## STATED GOAL
Copy each line of the material below that includes the string "title".
#####
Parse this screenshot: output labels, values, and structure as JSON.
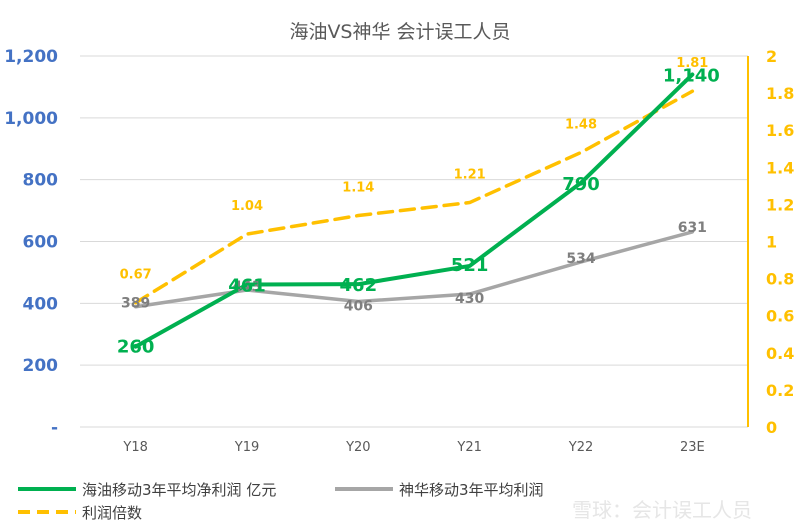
{
  "chart_data": {
    "type": "line",
    "title": "海油VS神华 会计误工人员",
    "categories": [
      "Y18",
      "Y19",
      "Y20",
      "Y21",
      "Y22",
      "23E"
    ],
    "y_left": {
      "ticks": [
        "-",
        "200",
        "400",
        "600",
        "800",
        "1,000",
        "1,200"
      ],
      "range": [
        0,
        1200
      ]
    },
    "y_right": {
      "ticks": [
        "0",
        "0.2",
        "0.4",
        "0.6",
        "0.8",
        "1",
        "1.2",
        "1.4",
        "1.6",
        "1.8",
        "2"
      ],
      "range": [
        0,
        2
      ]
    },
    "series": [
      {
        "name": "海油移动3年平均净利润 亿元",
        "axis": "left",
        "color": "#00B050",
        "style": "solid",
        "values": [
          260,
          461,
          462,
          521,
          790,
          1140
        ],
        "labels": [
          "260",
          "461",
          "462",
          "521",
          "790",
          "1,140"
        ]
      },
      {
        "name": "神华移动3年平均利润",
        "axis": "left",
        "color": "#A6A6A6",
        "style": "solid",
        "values": [
          389,
          443,
          406,
          430,
          534,
          631
        ],
        "labels": [
          "389",
          "443",
          "406",
          "430",
          "534",
          "631"
        ]
      },
      {
        "name": "利润倍数",
        "axis": "right",
        "color": "#FFC000",
        "style": "dashed",
        "values": [
          0.67,
          1.04,
          1.14,
          1.21,
          1.48,
          1.81
        ],
        "labels": [
          "0.67",
          "1.04",
          "1.14",
          "1.21",
          "1.48",
          "1.81"
        ]
      }
    ],
    "grid": true,
    "legend_position": "bottom-left"
  },
  "watermark": "雪球：会计误工人员"
}
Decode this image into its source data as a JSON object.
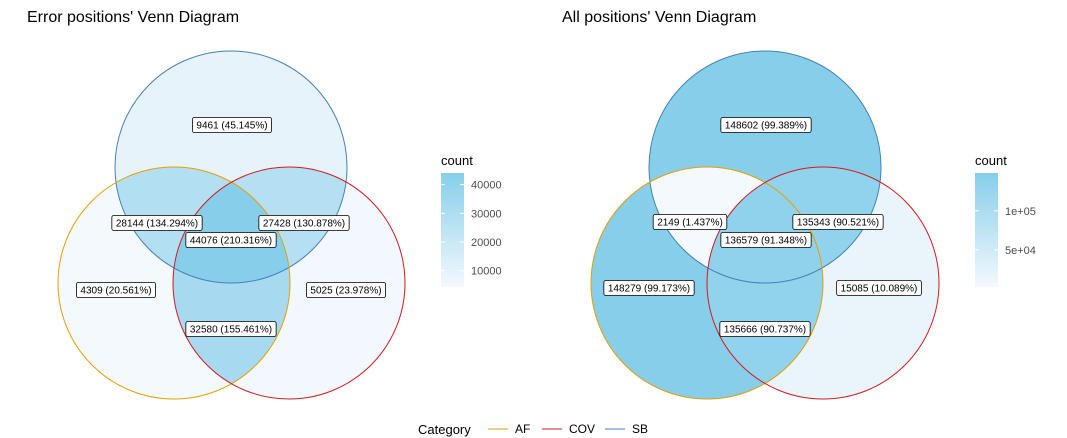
{
  "chart_data": [
    {
      "type": "venn",
      "title": "Error positions' Venn Diagram",
      "sets": [
        "AF",
        "COV",
        "SB"
      ],
      "regions": [
        {
          "sets": [
            "SB"
          ],
          "count": 9461,
          "label": "9461 (45.145%)"
        },
        {
          "sets": [
            "AF",
            "SB"
          ],
          "count": 28144,
          "label": "28144 (134.294%)"
        },
        {
          "sets": [
            "COV",
            "SB"
          ],
          "count": 27428,
          "label": "27428 (130.878%)"
        },
        {
          "sets": [
            "AF",
            "COV",
            "SB"
          ],
          "count": 44076,
          "label": "44076 (210.316%)"
        },
        {
          "sets": [
            "AF"
          ],
          "count": 4309,
          "label": "4309 (20.561%)"
        },
        {
          "sets": [
            "COV"
          ],
          "count": 5025,
          "label": "5025 (23.978%)"
        },
        {
          "sets": [
            "AF",
            "COV"
          ],
          "count": 32580,
          "label": "32580 (155.461%)"
        }
      ],
      "legend": {
        "title": "count",
        "ticks": [
          {
            "value": 10000,
            "label": "10000"
          },
          {
            "value": 20000,
            "label": "20000"
          },
          {
            "value": 30000,
            "label": "30000"
          },
          {
            "value": 40000,
            "label": "40000"
          }
        ]
      }
    },
    {
      "type": "venn",
      "title": "All positions' Venn Diagram",
      "sets": [
        "AF",
        "COV",
        "SB"
      ],
      "regions": [
        {
          "sets": [
            "SB"
          ],
          "count": 148602,
          "label": "148602 (99.389%)"
        },
        {
          "sets": [
            "AF",
            "SB"
          ],
          "count": 2149,
          "label": "2149 (1.437%)"
        },
        {
          "sets": [
            "COV",
            "SB"
          ],
          "count": 135343,
          "label": "135343 (90.521%)"
        },
        {
          "sets": [
            "AF",
            "COV",
            "SB"
          ],
          "count": 136579,
          "label": "136579 (91.348%)"
        },
        {
          "sets": [
            "AF"
          ],
          "count": 148279,
          "label": "148279 (99.173%)"
        },
        {
          "sets": [
            "COV"
          ],
          "count": 15085,
          "label": "15085 (10.089%)"
        },
        {
          "sets": [
            "AF",
            "COV"
          ],
          "count": 135666,
          "label": "135666 (90.737%)"
        }
      ],
      "legend": {
        "title": "count",
        "ticks": [
          {
            "value": 50000,
            "label": "5e+04"
          },
          {
            "value": 100000,
            "label": "1e+05"
          }
        ]
      }
    }
  ],
  "category_legend": {
    "title": "Category",
    "items": [
      {
        "name": "AF",
        "color": "#E69F00"
      },
      {
        "name": "COV",
        "color": "#D7191C"
      },
      {
        "name": "SB",
        "color": "#4682B4"
      }
    ]
  },
  "colors": {
    "low": "#F4F9FD",
    "high": "#87CEEB"
  }
}
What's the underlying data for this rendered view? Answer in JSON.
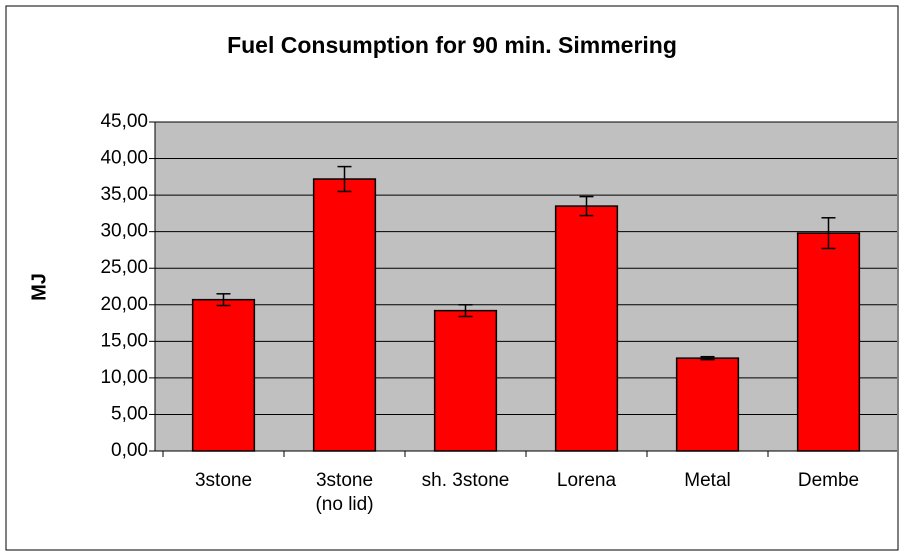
#####
## EXERCISE OUTPUT
    "title": "海油VS神华 会计误工人员",
      "title": "Error positions' Venn Diagram",
        "title": "count",
      "title": "All positions' Venn Diagram",
        "title": "count",
    "title": "Category",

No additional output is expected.